What to produce:
Select, from the material below, each line with "Tdew" in it.

Source material:
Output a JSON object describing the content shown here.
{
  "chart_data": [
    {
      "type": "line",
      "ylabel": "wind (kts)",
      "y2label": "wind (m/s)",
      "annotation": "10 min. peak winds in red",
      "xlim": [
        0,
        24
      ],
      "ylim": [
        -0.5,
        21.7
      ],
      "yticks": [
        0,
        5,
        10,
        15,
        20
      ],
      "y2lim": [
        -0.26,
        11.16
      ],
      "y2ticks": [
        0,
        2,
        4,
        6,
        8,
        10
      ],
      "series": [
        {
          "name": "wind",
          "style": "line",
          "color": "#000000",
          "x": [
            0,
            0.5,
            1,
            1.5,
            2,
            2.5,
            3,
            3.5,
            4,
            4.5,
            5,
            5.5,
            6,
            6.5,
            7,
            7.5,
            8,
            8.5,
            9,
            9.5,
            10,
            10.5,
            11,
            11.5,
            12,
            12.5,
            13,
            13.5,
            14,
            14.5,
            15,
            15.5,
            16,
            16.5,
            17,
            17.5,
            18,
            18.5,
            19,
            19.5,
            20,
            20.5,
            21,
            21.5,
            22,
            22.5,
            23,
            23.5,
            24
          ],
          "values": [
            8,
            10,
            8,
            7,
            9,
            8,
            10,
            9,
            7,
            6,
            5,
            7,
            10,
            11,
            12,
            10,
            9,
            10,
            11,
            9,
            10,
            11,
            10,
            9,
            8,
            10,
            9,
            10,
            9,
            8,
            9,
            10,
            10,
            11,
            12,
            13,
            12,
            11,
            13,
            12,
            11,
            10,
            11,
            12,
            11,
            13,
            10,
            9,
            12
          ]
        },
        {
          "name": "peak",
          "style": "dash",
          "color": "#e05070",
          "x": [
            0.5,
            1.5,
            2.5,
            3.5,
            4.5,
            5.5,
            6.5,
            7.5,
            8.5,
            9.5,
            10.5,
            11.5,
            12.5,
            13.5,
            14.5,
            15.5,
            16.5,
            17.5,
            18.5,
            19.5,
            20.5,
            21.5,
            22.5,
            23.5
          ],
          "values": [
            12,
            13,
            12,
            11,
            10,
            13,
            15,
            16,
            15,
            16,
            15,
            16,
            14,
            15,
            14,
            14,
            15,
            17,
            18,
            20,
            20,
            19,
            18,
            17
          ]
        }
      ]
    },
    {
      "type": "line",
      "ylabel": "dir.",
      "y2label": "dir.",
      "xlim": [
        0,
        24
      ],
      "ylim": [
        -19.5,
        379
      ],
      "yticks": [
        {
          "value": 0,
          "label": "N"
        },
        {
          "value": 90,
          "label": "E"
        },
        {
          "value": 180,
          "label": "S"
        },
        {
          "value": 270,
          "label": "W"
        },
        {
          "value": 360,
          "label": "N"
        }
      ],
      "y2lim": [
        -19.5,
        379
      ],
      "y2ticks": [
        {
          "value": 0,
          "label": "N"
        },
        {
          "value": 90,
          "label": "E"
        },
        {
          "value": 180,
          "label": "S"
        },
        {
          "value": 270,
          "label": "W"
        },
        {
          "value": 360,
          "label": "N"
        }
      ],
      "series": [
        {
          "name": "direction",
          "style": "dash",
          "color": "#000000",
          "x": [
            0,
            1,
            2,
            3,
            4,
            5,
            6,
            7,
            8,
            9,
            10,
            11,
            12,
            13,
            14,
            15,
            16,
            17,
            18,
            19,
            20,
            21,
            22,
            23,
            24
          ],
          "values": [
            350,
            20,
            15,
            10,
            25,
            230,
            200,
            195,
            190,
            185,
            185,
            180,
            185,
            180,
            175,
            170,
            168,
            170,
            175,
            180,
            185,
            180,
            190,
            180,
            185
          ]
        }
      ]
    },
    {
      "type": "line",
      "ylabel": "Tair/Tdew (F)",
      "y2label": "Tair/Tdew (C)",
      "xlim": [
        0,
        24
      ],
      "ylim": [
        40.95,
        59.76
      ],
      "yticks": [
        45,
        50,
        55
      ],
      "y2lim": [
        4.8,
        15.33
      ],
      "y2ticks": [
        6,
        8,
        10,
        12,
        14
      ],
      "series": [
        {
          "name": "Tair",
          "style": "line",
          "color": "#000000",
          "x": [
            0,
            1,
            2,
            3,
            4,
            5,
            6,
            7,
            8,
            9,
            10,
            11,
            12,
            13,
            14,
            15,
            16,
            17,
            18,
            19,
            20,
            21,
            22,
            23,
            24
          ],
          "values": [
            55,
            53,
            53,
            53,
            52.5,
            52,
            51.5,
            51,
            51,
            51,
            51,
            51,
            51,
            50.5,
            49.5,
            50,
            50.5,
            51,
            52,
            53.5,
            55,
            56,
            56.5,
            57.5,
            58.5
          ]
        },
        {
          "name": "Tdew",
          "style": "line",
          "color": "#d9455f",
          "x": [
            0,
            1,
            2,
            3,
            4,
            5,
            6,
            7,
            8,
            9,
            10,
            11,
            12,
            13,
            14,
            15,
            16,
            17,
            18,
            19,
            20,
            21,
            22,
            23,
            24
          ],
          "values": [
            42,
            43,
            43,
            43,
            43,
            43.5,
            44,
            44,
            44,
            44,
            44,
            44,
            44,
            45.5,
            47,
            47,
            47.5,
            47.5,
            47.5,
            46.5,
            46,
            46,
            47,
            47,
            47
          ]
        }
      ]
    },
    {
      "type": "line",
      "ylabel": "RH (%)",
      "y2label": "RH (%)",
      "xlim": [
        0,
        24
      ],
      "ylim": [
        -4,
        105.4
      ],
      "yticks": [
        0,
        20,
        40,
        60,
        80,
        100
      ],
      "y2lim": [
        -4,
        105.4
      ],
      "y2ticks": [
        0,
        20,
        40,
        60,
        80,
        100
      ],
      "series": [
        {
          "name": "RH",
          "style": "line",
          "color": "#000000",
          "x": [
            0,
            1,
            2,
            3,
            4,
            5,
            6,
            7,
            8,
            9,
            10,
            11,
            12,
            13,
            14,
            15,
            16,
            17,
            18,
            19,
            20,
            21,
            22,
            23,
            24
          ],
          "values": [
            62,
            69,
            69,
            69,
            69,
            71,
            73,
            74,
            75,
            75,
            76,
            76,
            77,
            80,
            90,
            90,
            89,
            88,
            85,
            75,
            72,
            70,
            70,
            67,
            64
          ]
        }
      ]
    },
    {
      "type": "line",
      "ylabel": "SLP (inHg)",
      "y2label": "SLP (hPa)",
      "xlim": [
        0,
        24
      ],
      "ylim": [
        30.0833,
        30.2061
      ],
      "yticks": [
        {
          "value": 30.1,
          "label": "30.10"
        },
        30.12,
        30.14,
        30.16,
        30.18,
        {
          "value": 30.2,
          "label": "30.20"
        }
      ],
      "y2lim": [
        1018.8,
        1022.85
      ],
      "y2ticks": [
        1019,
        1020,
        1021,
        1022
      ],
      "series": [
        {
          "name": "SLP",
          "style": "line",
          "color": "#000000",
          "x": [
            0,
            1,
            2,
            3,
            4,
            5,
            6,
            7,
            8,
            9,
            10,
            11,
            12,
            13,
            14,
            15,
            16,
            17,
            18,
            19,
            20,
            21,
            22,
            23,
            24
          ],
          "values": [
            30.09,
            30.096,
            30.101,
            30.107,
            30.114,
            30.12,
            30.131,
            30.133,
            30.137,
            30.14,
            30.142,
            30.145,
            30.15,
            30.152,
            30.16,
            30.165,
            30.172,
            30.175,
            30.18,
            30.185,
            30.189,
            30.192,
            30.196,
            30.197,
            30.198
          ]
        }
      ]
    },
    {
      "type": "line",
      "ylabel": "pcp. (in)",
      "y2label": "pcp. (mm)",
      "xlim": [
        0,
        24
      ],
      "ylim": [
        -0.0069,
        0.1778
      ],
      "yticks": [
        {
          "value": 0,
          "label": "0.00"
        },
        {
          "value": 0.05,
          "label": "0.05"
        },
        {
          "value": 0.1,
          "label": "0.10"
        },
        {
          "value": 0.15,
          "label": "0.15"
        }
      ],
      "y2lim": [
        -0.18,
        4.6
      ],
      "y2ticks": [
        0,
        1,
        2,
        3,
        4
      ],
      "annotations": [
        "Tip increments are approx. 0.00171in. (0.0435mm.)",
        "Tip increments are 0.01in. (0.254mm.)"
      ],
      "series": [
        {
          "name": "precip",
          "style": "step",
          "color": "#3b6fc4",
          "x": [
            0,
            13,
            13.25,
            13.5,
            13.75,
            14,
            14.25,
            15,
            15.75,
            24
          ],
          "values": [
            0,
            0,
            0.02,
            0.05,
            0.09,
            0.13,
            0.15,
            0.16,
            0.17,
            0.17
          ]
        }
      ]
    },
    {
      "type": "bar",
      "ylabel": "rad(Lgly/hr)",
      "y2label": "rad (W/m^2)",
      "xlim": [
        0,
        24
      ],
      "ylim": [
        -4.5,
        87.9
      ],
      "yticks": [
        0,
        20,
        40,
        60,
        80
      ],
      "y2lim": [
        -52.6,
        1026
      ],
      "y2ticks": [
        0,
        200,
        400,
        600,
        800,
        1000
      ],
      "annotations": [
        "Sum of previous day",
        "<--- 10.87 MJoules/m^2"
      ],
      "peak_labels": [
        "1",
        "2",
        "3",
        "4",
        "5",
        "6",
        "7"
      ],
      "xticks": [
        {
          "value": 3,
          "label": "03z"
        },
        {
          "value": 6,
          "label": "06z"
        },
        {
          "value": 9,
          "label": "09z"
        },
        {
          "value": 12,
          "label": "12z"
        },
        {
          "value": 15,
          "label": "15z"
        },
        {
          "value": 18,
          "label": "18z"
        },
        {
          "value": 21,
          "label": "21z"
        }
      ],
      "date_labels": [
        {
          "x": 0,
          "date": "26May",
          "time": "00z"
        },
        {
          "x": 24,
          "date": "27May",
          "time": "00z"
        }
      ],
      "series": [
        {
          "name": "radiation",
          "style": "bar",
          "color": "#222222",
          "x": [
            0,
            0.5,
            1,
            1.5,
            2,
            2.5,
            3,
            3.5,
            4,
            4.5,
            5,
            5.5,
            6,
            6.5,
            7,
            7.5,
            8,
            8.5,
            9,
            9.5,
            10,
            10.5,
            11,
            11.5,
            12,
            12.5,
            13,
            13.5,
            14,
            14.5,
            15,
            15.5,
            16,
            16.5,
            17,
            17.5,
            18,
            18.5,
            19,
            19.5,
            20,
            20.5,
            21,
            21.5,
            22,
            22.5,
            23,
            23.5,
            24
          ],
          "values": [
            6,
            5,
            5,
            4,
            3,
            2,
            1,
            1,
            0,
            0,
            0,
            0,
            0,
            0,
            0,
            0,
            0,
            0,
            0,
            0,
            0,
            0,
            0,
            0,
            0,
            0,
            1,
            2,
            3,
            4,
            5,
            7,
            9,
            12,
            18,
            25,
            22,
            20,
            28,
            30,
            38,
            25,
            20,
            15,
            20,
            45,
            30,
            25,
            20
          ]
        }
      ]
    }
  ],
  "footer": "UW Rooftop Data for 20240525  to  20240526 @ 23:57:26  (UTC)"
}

Finished task:
      "ylabel": "Tair/Tdew (F)",
      "y2label": "Tair/Tdew (C)",
          "name": "Tdew",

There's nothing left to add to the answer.